Directions >> Locate each line in the records containing "района". Copy it.

Listed records >>
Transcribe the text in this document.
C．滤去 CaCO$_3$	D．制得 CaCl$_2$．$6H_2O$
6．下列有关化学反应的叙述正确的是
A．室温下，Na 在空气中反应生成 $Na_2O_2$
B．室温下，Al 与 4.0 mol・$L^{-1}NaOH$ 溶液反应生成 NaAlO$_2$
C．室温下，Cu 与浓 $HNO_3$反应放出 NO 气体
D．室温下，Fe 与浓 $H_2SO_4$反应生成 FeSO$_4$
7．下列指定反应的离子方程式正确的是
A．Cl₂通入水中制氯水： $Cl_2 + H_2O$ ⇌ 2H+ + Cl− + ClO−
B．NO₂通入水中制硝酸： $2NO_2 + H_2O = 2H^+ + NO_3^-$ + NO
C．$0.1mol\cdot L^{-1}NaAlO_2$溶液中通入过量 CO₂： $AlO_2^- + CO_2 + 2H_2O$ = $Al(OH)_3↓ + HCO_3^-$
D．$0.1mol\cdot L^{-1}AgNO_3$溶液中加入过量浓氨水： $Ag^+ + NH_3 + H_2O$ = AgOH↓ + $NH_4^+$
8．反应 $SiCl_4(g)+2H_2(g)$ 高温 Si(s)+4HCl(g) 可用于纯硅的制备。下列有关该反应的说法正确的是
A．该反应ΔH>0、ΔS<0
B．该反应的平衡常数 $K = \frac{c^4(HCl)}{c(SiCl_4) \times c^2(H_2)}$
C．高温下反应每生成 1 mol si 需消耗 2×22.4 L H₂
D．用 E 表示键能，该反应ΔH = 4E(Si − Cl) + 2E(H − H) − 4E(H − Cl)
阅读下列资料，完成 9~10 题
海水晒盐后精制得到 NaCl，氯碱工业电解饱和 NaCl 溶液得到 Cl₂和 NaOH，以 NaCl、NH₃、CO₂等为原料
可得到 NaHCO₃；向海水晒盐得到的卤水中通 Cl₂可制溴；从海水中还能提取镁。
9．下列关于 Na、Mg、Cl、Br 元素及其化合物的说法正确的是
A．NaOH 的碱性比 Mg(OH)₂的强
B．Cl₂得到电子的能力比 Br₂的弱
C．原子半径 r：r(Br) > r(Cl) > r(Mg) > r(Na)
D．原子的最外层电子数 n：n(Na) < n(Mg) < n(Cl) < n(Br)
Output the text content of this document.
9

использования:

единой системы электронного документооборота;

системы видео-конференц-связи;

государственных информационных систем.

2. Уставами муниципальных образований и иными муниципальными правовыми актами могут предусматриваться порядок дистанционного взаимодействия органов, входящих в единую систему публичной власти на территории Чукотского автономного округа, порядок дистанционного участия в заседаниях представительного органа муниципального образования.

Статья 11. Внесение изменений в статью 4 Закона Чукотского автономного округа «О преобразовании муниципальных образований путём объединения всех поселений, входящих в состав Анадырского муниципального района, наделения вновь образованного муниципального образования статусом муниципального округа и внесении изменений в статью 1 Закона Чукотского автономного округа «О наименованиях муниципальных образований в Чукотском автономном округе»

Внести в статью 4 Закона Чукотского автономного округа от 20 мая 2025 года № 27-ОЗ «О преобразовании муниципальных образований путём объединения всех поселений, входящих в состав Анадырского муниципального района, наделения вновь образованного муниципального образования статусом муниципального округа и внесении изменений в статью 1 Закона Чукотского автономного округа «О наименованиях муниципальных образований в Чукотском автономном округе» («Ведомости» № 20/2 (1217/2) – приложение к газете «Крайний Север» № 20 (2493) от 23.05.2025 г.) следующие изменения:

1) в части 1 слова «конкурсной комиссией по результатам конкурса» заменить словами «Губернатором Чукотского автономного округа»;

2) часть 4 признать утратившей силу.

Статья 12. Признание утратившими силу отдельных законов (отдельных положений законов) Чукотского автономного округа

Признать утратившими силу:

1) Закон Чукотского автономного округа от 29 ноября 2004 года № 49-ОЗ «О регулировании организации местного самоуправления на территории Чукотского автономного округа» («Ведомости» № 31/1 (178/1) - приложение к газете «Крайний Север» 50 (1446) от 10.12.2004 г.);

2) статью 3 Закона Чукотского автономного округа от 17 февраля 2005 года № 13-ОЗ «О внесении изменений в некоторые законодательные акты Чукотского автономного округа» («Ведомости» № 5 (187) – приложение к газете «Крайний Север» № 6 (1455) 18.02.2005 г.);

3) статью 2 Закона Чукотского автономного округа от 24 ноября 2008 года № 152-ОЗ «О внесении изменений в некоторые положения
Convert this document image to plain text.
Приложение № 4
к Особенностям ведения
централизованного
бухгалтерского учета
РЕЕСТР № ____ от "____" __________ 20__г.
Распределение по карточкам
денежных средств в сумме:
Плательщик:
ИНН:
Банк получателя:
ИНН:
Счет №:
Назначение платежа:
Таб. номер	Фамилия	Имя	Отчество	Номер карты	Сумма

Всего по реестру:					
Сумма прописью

Exercise answer >>
Статья 11. Внесение изменений в статью 4 Закона Чукотского автономного округа «О преобразовании муниципальных образований путём объединения всех поселений, входящих в состав Анадырского муниципального района, наделения вновь образованного муниципального образования статусом муниципального округа и внесении изменений в статью 1 Закона Чукотского автономного округа «О наименованиях муниципальных образований в Чукотском автономном округе»
Внести в статью 4 Закона Чукотского автономного округа от 20 мая 2025 года № 27-ОЗ «О преобразовании муниципальных образований путём объединения всех поселений, входящих в состав Анадырского муниципального района, наделения вновь образованного муниципального образования статусом муниципального округа и внесении изменений в статью 1 Закона Чукотского автономного округа «О наименованиях муниципальных образований в Чукотском автономном округе» («Ведомости» № 20/2 (1217/2) – приложение к газете «Крайний Север» № 20 (2493) от 23.05.2025 г.) следующие изменения:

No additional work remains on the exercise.